Only lines holding the word "счет" should be copied from the material.
§ §
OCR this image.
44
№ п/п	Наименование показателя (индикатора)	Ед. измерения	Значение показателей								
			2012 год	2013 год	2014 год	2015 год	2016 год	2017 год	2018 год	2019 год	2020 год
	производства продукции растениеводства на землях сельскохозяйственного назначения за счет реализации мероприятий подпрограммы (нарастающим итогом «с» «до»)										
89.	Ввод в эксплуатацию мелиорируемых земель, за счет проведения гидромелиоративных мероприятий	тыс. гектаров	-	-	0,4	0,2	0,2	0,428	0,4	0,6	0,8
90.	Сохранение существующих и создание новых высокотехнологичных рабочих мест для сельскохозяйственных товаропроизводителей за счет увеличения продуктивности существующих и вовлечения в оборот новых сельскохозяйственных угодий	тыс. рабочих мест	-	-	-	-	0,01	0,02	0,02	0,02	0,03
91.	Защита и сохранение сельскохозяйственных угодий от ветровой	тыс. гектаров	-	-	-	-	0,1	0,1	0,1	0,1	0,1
§ §
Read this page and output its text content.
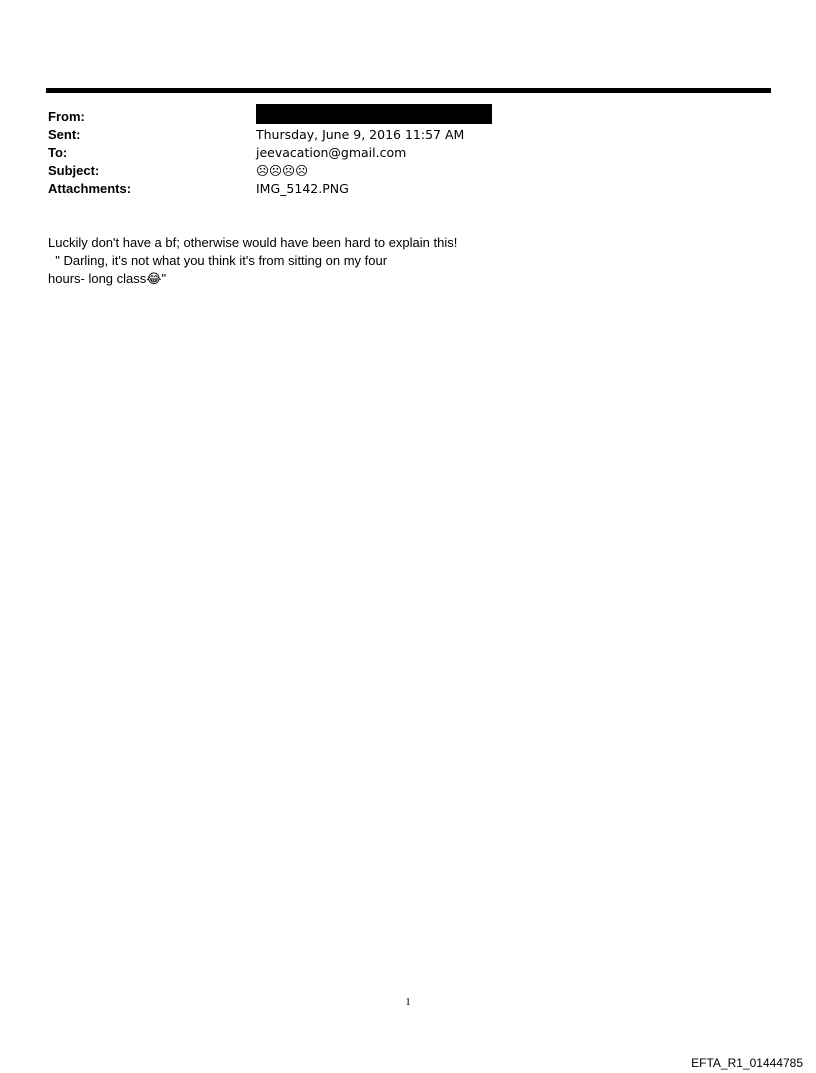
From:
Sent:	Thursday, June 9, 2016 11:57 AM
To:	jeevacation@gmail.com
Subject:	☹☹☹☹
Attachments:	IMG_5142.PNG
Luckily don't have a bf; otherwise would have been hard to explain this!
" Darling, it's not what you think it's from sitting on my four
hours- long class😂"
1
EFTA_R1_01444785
§ §
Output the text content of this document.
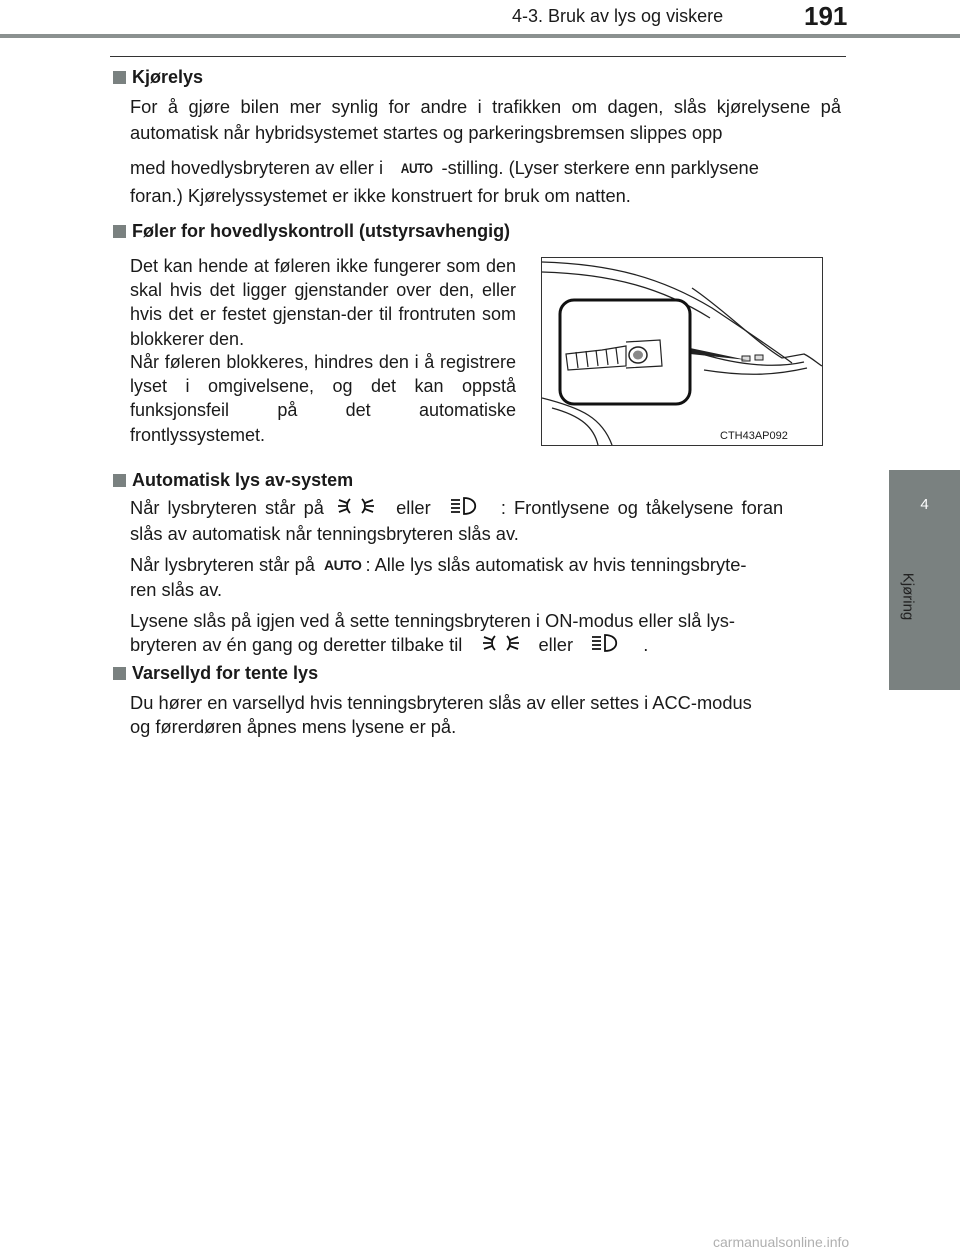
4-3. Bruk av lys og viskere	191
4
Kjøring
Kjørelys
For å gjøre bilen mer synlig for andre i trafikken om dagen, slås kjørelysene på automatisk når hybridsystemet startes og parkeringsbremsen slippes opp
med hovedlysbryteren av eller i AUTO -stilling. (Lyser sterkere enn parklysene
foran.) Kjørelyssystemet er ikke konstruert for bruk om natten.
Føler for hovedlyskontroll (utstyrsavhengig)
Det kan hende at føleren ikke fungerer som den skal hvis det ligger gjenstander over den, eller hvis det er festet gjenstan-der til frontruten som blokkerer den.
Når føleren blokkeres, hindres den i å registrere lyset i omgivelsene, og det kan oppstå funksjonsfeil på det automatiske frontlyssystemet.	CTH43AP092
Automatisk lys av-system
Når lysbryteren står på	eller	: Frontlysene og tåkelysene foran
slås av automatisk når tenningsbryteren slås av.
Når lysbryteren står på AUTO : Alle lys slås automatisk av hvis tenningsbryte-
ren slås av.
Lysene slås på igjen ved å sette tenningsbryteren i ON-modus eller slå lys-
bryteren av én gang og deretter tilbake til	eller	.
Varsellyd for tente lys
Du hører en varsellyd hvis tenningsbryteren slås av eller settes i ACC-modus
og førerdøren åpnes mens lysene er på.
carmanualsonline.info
§ §
* **WRITTEN SOLUTION**
	производства продукции растениеводства на землях сельскохозяйственного назначения за счет реализации мероприятий подпрограммы (нарастающим итогом «с» «до»)										
89.	Ввод в эксплуатацию мелиорируемых земель, за счет проведения гидромелиоративных мероприятий	тыс. гектаров	-	-	0,4	0,2	0,2	0,428	0,4	0,6	0,8
90.	Сохранение существующих и создание новых высокотехнологичных рабочих мест для сельскохозяйственных товаропроизводителей за счет увеличения продуктивности существующих и вовлечения в оборот новых сельскохозяйственных угодий	тыс. рабочих мест	-	-	-	-	0,01	0,02	0,02	0,02	0,03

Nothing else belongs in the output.